• **Exercise brief**: Check every line below for the string "breve", and copy the lines that contain it.
Data lines start
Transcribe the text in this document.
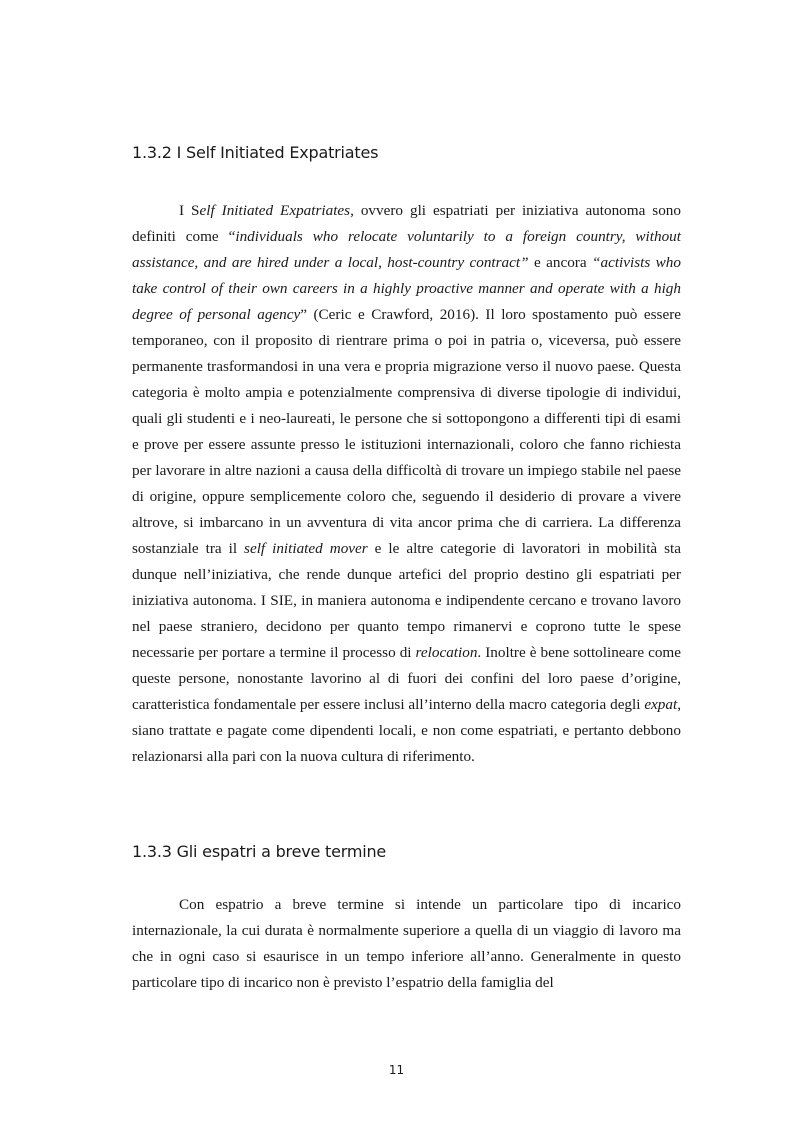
1.3.2 I Self Initiated Expatriates

I Self Initiated Expatriates, ovvero gli espatriati per iniziativa autonoma sono definiti come “individuals who relocate voluntarily to a foreign country, without assistance, and are hired under a local, host-country contract” e ancora “activists who take control of their own careers in a highly proactive manner and operate with a high degree of personal agency” (Ceric e Crawford, 2016). Il loro spostamento può essere temporaneo, con il proposito di rientrare prima o poi in patria o, viceversa, può essere permanente trasformandosi in una vera e propria migrazione verso il nuovo paese. Questa categoria è molto ampia e potenzialmente comprensiva di diverse tipologie di individui, quali gli studenti e i neo-laureati, le persone che si sottopongono a differenti tipi di esami e prove per essere assunte presso le istituzioni internazionali, coloro che fanno richiesta per lavorare in altre nazioni a causa della difficoltà di trovare un impiego stabile nel paese di origine, oppure semplicemente coloro che, seguendo il desiderio di provare a vivere altrove, si imbarcano in un avventura di vita ancor prima che di carriera. La differenza sostanziale tra il self initiated mover e le altre categorie di lavoratori in mobilità sta dunque nell’iniziativa, che rende dunque artefici del proprio destino gli espatriati per iniziativa autonoma. I SIE, in maniera autonoma e indipendente cercano e trovano lavoro nel paese straniero, decidono per quanto tempo rimanervi e coprono tutte le spese necessarie per portare a termine il processo di relocation. Inoltre è bene sottolineare come queste persone, nonostante lavorino al di fuori dei confini del loro paese d’origine, caratteristica fondamentale per essere inclusi all’interno della macro categoria degli expat, siano trattate e pagate come dipendenti locali, e non come espatriati, e pertanto debbono relazionarsi alla pari con la nuova cultura di riferimento.

1.3.3 Gli espatri a breve termine

Con espatrio a breve termine si intende un particolare tipo di incarico internazionale, la cui durata è normalmente superiore a quella di un viaggio di lavoro ma che in ogni caso si esaurisce in un tempo inferiore all’anno. Generalmente in questo particolare tipo di incarico non è previsto l’espatrio della famiglia del

11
Data lines end
• **Result below**:
1.3.3 Gli espatri a breve termine
Con espatrio a breve termine si intende un particolare tipo di incarico internazionale, la cui durata è normalmente superiore a quella di un viaggio di lavoro ma che in ogni caso si esaurisce in un tempo inferiore all’anno. Generalmente in questo particolare tipo di incarico non è previsto l’espatrio della famiglia del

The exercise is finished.